(Short exercise): All records should be reproduced verbatim.

(Supplied records):

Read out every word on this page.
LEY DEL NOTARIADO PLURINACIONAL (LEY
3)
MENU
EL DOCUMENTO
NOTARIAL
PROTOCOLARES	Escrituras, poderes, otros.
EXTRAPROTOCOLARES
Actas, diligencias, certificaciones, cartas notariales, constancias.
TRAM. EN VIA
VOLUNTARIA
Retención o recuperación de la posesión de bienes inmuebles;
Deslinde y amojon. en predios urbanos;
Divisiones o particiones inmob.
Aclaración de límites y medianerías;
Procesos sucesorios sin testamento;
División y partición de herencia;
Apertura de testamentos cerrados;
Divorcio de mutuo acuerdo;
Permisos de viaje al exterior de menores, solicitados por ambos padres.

(Right answer):
Read out every word on this page.
LEY DEL NOTARIADO PLURINACIONAL (LEY
3)
MENU
EL DOCUMENTO
NOTARIAL
PROTOCOLARES	Escrituras, poderes, otros.
EXTRAPROTOCOLARES
Actas, diligencias, certificaciones, cartas notariales, constancias.
TRAM. EN VIA
VOLUNTARIA
Retención o recuperación de la posesión de bienes inmuebles;
Deslinde y amojon. en predios urbanos;
Divisiones o particiones inmob.
Aclaración de límites y medianerías;
Procesos sucesorios sin testamento;
División y partición de herencia;
Apertura de testamentos cerrados;
Divorcio de mutuo acuerdo;
Permisos de viaje al exterior de menores, solicitados por ambos padres.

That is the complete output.